§ **What to produce**: Copy out all the lines where "ylabel" shows up.

[Figure contents as structured data]

^^^^

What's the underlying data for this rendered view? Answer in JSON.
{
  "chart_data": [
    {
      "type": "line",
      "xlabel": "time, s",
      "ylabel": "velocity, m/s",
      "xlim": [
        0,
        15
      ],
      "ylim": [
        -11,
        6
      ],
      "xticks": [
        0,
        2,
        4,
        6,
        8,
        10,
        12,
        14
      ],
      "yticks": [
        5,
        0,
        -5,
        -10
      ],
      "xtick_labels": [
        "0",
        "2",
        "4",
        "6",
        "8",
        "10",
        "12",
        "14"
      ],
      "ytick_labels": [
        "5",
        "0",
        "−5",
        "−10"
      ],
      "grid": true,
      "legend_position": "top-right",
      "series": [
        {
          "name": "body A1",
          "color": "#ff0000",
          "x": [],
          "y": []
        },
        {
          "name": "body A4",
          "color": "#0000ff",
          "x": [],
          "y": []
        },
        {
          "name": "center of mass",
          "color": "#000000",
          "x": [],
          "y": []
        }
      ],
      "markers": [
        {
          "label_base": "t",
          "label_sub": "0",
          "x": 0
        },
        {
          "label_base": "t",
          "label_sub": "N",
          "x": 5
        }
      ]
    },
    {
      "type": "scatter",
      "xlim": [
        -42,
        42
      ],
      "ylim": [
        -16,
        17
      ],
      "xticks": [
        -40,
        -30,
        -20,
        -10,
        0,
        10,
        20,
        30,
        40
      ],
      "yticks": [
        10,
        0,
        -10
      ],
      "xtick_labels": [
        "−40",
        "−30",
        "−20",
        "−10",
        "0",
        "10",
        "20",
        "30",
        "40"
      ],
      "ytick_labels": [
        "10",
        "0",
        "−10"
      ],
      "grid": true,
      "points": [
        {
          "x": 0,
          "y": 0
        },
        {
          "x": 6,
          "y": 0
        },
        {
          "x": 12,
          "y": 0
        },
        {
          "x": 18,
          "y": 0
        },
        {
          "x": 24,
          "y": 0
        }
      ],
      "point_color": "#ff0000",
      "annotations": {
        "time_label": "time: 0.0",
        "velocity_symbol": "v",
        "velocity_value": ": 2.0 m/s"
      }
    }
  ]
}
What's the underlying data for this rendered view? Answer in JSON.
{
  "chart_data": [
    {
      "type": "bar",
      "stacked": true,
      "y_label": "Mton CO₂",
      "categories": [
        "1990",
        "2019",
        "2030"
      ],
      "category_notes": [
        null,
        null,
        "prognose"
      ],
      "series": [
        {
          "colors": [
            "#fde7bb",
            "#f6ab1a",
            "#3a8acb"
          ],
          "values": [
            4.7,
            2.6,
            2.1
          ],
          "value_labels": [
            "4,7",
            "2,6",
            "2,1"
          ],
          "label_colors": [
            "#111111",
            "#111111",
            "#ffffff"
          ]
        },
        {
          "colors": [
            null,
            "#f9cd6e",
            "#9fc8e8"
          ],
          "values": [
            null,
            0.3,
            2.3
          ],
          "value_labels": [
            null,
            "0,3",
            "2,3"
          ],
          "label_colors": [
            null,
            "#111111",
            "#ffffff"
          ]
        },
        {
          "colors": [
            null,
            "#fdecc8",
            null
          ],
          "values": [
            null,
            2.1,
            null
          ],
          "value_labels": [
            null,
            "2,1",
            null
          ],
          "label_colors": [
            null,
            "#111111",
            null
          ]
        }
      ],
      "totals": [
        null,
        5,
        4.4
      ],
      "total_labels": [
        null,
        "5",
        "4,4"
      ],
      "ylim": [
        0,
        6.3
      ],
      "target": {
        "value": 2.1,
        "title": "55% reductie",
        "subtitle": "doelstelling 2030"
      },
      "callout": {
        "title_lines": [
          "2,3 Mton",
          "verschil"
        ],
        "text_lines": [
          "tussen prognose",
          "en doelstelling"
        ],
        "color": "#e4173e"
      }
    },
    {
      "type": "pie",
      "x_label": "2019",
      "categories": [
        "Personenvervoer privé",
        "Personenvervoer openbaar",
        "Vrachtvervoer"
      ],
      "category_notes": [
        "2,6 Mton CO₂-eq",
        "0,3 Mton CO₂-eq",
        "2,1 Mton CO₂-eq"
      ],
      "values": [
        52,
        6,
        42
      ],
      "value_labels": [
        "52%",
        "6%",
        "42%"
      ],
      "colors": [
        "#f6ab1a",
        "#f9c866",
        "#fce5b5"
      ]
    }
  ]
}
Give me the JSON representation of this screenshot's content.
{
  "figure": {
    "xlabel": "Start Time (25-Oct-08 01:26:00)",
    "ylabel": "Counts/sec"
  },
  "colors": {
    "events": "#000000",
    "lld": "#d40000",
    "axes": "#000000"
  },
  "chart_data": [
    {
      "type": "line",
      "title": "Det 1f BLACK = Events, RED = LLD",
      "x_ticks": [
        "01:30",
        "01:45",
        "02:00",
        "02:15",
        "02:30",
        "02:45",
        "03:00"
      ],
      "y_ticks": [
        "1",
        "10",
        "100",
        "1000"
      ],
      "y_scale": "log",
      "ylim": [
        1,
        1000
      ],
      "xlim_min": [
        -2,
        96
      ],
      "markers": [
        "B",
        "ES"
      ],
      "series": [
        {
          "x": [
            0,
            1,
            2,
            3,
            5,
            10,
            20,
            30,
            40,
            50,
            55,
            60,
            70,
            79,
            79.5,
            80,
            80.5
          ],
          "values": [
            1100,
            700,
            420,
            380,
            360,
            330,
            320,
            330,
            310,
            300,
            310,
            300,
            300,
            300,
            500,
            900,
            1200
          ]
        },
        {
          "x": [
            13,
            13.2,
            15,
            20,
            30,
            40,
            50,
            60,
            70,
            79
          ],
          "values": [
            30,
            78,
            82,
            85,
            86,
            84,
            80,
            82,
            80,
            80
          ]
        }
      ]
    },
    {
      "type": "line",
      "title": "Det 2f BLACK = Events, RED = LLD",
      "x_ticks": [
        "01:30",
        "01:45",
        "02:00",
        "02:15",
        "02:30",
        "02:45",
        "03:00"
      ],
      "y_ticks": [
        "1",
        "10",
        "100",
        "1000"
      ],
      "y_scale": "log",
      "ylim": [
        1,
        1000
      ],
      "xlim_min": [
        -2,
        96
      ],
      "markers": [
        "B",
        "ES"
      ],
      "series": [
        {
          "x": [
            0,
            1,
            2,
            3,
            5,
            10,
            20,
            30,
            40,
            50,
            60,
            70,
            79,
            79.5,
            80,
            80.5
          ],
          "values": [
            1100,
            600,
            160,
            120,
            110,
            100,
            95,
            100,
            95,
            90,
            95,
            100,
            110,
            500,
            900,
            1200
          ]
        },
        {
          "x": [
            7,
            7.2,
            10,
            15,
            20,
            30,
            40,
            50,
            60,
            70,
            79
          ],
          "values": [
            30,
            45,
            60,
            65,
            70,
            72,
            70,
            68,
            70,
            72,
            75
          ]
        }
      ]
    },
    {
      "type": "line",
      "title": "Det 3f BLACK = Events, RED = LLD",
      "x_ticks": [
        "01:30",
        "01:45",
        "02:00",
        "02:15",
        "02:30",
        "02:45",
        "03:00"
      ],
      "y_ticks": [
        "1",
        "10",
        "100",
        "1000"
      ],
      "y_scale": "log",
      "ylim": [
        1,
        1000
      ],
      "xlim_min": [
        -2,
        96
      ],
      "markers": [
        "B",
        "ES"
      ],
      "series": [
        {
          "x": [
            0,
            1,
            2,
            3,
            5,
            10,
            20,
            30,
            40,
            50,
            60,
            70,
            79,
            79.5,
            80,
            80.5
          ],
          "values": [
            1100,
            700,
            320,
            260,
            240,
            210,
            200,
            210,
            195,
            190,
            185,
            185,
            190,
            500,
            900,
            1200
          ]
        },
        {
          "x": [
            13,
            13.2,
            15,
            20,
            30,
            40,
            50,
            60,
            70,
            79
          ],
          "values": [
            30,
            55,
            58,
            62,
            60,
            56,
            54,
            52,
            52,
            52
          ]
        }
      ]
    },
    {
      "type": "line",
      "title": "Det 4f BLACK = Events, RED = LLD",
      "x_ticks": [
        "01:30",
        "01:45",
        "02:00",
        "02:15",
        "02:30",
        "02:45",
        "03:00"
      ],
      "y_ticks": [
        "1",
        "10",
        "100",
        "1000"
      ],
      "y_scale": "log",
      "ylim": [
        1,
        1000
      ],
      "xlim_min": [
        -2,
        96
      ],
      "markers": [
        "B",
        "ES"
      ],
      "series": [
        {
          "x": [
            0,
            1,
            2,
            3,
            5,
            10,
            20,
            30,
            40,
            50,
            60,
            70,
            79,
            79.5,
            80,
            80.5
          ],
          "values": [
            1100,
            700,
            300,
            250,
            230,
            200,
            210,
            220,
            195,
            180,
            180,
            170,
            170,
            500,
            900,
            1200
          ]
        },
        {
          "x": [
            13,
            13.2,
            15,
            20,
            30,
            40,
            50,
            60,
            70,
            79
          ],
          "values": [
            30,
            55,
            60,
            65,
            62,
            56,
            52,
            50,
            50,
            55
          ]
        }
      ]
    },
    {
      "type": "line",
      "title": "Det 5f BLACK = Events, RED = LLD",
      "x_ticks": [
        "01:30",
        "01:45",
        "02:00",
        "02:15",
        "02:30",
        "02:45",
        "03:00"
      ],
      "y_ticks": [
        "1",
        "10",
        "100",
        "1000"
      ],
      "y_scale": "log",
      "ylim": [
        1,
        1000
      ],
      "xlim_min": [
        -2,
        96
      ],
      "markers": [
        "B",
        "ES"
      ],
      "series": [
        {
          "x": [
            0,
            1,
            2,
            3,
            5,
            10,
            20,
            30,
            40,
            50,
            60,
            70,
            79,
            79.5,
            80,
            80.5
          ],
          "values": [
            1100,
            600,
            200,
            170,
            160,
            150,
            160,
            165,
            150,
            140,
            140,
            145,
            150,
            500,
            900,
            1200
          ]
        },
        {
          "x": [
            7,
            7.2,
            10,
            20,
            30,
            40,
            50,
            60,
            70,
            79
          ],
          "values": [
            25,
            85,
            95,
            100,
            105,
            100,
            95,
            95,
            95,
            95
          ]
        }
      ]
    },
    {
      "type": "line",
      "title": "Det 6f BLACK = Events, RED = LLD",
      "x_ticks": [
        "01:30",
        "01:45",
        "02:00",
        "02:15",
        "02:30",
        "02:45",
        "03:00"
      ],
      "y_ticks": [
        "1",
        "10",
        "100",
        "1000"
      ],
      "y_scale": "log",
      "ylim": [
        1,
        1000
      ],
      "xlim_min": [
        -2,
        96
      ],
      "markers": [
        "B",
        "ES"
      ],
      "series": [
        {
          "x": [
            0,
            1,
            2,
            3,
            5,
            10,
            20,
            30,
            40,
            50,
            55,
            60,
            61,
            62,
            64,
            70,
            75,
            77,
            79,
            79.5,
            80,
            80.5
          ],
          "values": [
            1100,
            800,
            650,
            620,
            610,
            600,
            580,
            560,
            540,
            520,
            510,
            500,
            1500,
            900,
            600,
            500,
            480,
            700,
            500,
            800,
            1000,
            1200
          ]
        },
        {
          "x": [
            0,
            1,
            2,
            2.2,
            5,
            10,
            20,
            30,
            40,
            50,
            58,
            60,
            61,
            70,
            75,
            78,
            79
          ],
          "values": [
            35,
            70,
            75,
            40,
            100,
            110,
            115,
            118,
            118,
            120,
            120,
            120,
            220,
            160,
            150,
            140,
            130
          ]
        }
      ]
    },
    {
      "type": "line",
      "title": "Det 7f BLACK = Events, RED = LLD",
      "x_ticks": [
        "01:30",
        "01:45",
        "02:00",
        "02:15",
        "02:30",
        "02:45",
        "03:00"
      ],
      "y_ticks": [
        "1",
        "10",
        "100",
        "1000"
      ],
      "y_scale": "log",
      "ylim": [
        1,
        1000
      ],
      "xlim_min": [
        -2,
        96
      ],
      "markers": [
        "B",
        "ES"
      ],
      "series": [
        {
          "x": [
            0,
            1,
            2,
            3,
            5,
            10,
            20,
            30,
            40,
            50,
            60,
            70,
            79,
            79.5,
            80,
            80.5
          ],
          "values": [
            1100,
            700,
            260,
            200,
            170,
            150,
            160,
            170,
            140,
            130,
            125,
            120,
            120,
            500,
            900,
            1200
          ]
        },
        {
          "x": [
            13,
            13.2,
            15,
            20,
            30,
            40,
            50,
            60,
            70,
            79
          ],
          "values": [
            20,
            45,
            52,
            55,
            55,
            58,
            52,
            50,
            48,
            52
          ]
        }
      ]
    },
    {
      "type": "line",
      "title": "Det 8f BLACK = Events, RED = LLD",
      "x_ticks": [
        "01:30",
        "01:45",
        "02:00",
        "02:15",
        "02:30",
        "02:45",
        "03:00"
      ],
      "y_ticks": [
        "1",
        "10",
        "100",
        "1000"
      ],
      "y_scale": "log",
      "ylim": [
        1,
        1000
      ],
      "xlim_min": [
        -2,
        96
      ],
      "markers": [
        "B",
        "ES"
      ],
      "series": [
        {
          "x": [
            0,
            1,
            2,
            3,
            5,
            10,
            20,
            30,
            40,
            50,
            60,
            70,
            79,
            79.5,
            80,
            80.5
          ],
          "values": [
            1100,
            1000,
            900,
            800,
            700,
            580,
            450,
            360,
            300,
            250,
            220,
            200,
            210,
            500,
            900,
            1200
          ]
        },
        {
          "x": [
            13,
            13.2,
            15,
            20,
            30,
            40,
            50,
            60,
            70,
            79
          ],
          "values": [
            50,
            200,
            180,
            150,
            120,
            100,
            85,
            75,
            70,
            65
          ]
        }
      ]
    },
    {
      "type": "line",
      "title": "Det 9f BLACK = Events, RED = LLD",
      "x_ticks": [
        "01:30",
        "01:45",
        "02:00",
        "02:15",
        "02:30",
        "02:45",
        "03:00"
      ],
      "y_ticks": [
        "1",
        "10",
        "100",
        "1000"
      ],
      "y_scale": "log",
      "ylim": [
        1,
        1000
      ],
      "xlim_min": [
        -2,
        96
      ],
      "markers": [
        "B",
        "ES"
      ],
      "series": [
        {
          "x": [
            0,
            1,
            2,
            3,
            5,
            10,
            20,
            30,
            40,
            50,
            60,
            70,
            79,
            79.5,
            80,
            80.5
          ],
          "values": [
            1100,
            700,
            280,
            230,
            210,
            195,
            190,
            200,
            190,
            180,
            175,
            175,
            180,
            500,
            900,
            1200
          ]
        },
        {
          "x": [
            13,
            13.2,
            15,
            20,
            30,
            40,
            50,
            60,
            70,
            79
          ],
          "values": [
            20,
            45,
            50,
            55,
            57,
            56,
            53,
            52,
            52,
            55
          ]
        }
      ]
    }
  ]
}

^^^^

§ **Final result**:
      "ylabel": "velocity, m/s",
    "ylabel": "Counts/sec"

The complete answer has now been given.